>> Begin RECORD EXCERPTS
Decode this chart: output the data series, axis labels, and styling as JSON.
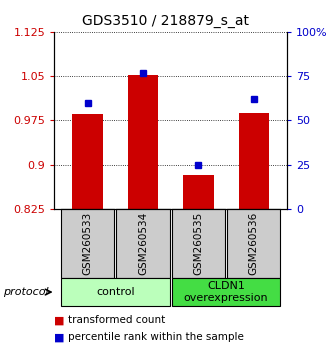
{
  "title": "GDS3510 / 218879_s_at",
  "samples": [
    "GSM260533",
    "GSM260534",
    "GSM260535",
    "GSM260536"
  ],
  "bar_values": [
    0.985,
    1.052,
    0.882,
    0.988
  ],
  "percentile_values": [
    60,
    77,
    25,
    62
  ],
  "ylim_left": [
    0.825,
    1.125
  ],
  "ylim_right": [
    0,
    100
  ],
  "yticks_left": [
    0.825,
    0.9,
    0.975,
    1.05,
    1.125
  ],
  "yticks_right": [
    0,
    25,
    50,
    75,
    100
  ],
  "ytick_labels_left": [
    "0.825",
    "0.9",
    "0.975",
    "1.05",
    "1.125"
  ],
  "ytick_labels_right": [
    "0",
    "25",
    "50",
    "75",
    "100%"
  ],
  "bar_color": "#cc0000",
  "marker_color": "#0000cc",
  "bar_width": 0.55,
  "protocol_groups": [
    {
      "label": "control",
      "samples": [
        0,
        1
      ],
      "color": "#bbffbb"
    },
    {
      "label": "CLDN1\noverexpression",
      "samples": [
        2,
        3
      ],
      "color": "#44dd44"
    }
  ],
  "protocol_label": "protocol",
  "legend_items": [
    {
      "label": "transformed count",
      "color": "#cc0000"
    },
    {
      "label": "percentile rank within the sample",
      "color": "#0000cc"
    }
  ],
  "background_color": "#ffffff",
  "xtick_bg_color": "#cccccc",
  "title_fontsize": 10,
  "tick_fontsize": 8,
  "label_fontsize": 8
}
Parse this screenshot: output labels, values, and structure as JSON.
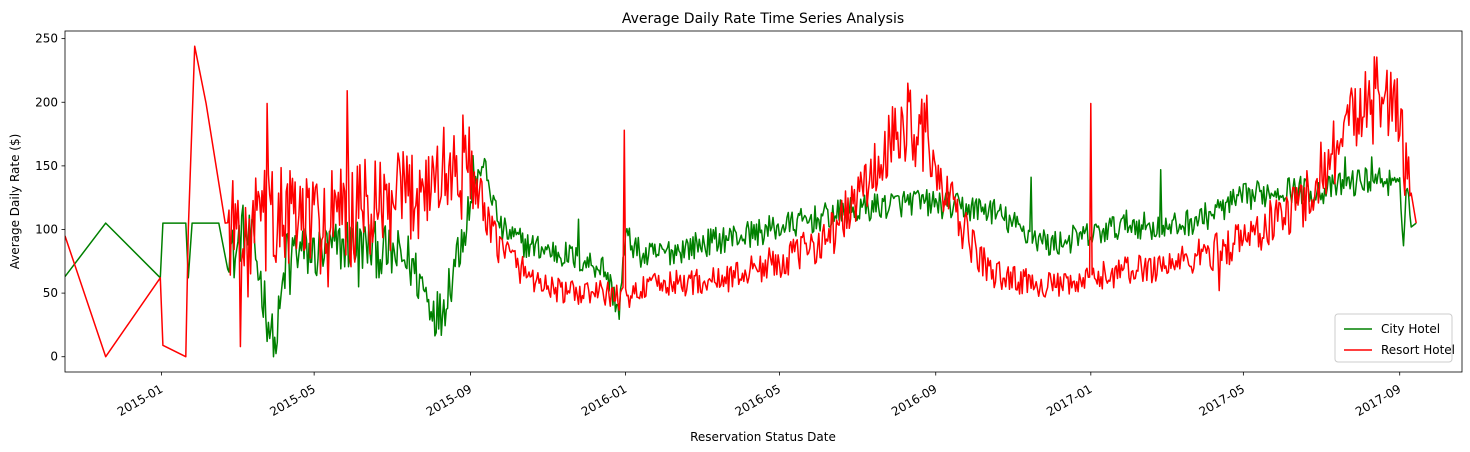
{
  "chart_data": {
    "type": "line",
    "title": "Average Daily Rate Time Series Analysis",
    "xlabel": "Reservation Status Date",
    "ylabel": "Average Daily Rate ($)",
    "xlim": [
      "2014-10-17",
      "2017-10-20"
    ],
    "ylim": [
      -12,
      256
    ],
    "yticks": [
      0,
      50,
      100,
      150,
      200,
      250
    ],
    "xticks": [
      "2015-01-01",
      "2015-05-01",
      "2015-09-01",
      "2016-01-01",
      "2016-05-01",
      "2016-09-01",
      "2017-01-01",
      "2017-05-01",
      "2017-09-01"
    ],
    "xtick_labels": [
      "2015-01",
      "2015-05",
      "2015-09",
      "2016-01",
      "2016-05",
      "2016-09",
      "2017-01",
      "2017-05",
      "2017-09"
    ],
    "legend_position": "lower-right",
    "grid": false,
    "colors": {
      "City Hotel": "#008000",
      "Resort Hotel": "#ff0000"
    },
    "series": [
      {
        "name": "City Hotel",
        "anchors": [
          [
            "2014-10-17",
            63
          ],
          [
            "2014-11-18",
            105
          ],
          [
            "2014-12-31",
            62
          ],
          [
            "2015-01-02",
            105
          ],
          [
            "2015-01-20",
            105
          ],
          [
            "2015-01-22",
            62
          ],
          [
            "2015-01-25",
            105
          ],
          [
            "2015-02-15",
            105
          ],
          [
            "2015-02-28",
            77
          ],
          [
            "2015-03-05",
            100
          ],
          [
            "2015-03-15",
            85
          ],
          [
            "2015-03-31",
            3
          ],
          [
            "2015-04-10",
            85
          ],
          [
            "2015-05-01",
            80
          ],
          [
            "2015-06-01",
            90
          ],
          [
            "2015-07-15",
            75
          ],
          [
            "2015-08-08",
            31
          ],
          [
            "2015-08-25",
            95
          ],
          [
            "2015-09-10",
            155
          ],
          [
            "2015-09-25",
            100
          ],
          [
            "2015-10-15",
            88
          ],
          [
            "2015-11-15",
            80
          ],
          [
            "2015-12-15",
            70
          ],
          [
            "2015-12-27",
            36
          ],
          [
            "2016-01-01",
            95
          ],
          [
            "2016-01-15",
            78
          ],
          [
            "2016-02-15",
            85
          ],
          [
            "2016-03-15",
            92
          ],
          [
            "2016-04-15",
            98
          ],
          [
            "2016-05-15",
            105
          ],
          [
            "2016-06-15",
            112
          ],
          [
            "2016-07-15",
            118
          ],
          [
            "2016-08-15",
            122
          ],
          [
            "2016-09-01",
            120
          ],
          [
            "2016-09-15",
            118
          ],
          [
            "2016-10-15",
            115
          ],
          [
            "2016-11-15",
            95
          ],
          [
            "2016-12-01",
            88
          ],
          [
            "2016-12-15",
            92
          ],
          [
            "2017-01-01",
            95
          ],
          [
            "2017-01-15",
            100
          ],
          [
            "2017-02-01",
            105
          ],
          [
            "2017-03-01",
            100
          ],
          [
            "2017-04-01",
            110
          ],
          [
            "2017-05-01",
            125
          ],
          [
            "2017-06-01",
            132
          ],
          [
            "2017-07-01",
            130
          ],
          [
            "2017-08-01",
            138
          ],
          [
            "2017-08-20",
            140
          ],
          [
            "2017-09-01",
            130
          ],
          [
            "2017-09-04",
            94
          ],
          [
            "2017-09-06",
            140
          ],
          [
            "2017-09-10",
            104
          ],
          [
            "2017-09-14",
            105
          ]
        ],
        "spikes": [
          [
            "2015-04-05",
            49
          ],
          [
            "2015-04-12",
            49
          ],
          [
            "2015-06-05",
            55
          ],
          [
            "2015-07-30",
            45
          ],
          [
            "2015-09-03",
            158
          ],
          [
            "2015-09-08",
            145
          ],
          [
            "2015-11-25",
            108
          ],
          [
            "2016-11-15",
            141
          ],
          [
            "2017-02-25",
            147
          ],
          [
            "2017-07-20",
            157
          ],
          [
            "2017-08-10",
            157
          ]
        ]
      },
      {
        "name": "Resort Hotel",
        "anchors": [
          [
            "2014-10-17",
            95
          ],
          [
            "2014-11-18",
            0
          ],
          [
            "2014-12-31",
            62
          ],
          [
            "2015-01-02",
            9
          ],
          [
            "2015-01-20",
            0
          ],
          [
            "2015-01-22",
            100
          ],
          [
            "2015-02-05",
            150
          ],
          [
            "2015-02-20",
            105
          ],
          [
            "2015-03-05",
            100
          ],
          [
            "2015-04-01",
            110
          ],
          [
            "2015-05-01",
            105
          ],
          [
            "2015-06-01",
            110
          ],
          [
            "2015-07-01",
            115
          ],
          [
            "2015-07-25",
            135
          ],
          [
            "2015-08-15",
            145
          ],
          [
            "2015-08-31",
            150
          ],
          [
            "2015-09-15",
            100
          ],
          [
            "2015-10-01",
            80
          ],
          [
            "2015-10-15",
            65
          ],
          [
            "2015-11-01",
            55
          ],
          [
            "2015-11-15",
            50
          ],
          [
            "2015-12-15",
            50
          ],
          [
            "2015-12-31",
            45
          ],
          [
            "2016-01-15",
            55
          ],
          [
            "2016-02-15",
            58
          ],
          [
            "2016-03-15",
            60
          ],
          [
            "2016-04-15",
            70
          ],
          [
            "2016-05-15",
            80
          ],
          [
            "2016-06-15",
            100
          ],
          [
            "2016-07-01",
            125
          ],
          [
            "2016-07-15",
            145
          ],
          [
            "2016-08-10",
            185
          ],
          [
            "2016-08-25",
            175
          ],
          [
            "2016-09-01",
            140
          ],
          [
            "2016-09-15",
            115
          ],
          [
            "2016-10-01",
            85
          ],
          [
            "2016-10-15",
            65
          ],
          [
            "2016-11-15",
            58
          ],
          [
            "2016-12-15",
            55
          ],
          [
            "2017-01-15",
            65
          ],
          [
            "2017-02-15",
            70
          ],
          [
            "2017-03-15",
            75
          ],
          [
            "2017-04-15",
            85
          ],
          [
            "2017-05-15",
            100
          ],
          [
            "2017-06-15",
            120
          ],
          [
            "2017-07-01",
            145
          ],
          [
            "2017-07-15",
            170
          ],
          [
            "2017-08-01",
            195
          ],
          [
            "2017-08-15",
            205
          ],
          [
            "2017-08-31",
            190
          ],
          [
            "2017-09-05",
            150
          ],
          [
            "2017-09-10",
            150
          ],
          [
            "2017-09-14",
            105
          ]
        ],
        "spikes": [
          [
            "2015-01-27",
            244
          ],
          [
            "2015-02-07",
            199
          ],
          [
            "2015-03-04",
            8
          ],
          [
            "2015-03-10",
            47
          ],
          [
            "2015-03-25",
            199
          ],
          [
            "2015-05-12",
            55
          ],
          [
            "2015-05-27",
            209
          ],
          [
            "2015-06-10",
            155
          ],
          [
            "2015-12-31",
            178
          ],
          [
            "2016-08-10",
            215
          ],
          [
            "2017-01-01",
            199
          ],
          [
            "2017-04-12",
            52
          ],
          [
            "2017-08-05",
            224
          ],
          [
            "2017-08-22",
            225
          ]
        ]
      }
    ]
  }
}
>> End RECORD EXCERPTS
TASK DETAILS:
Looking at the material above, count the lines containing the string "Rate" and reply with the count alone.

RESPONSE:
2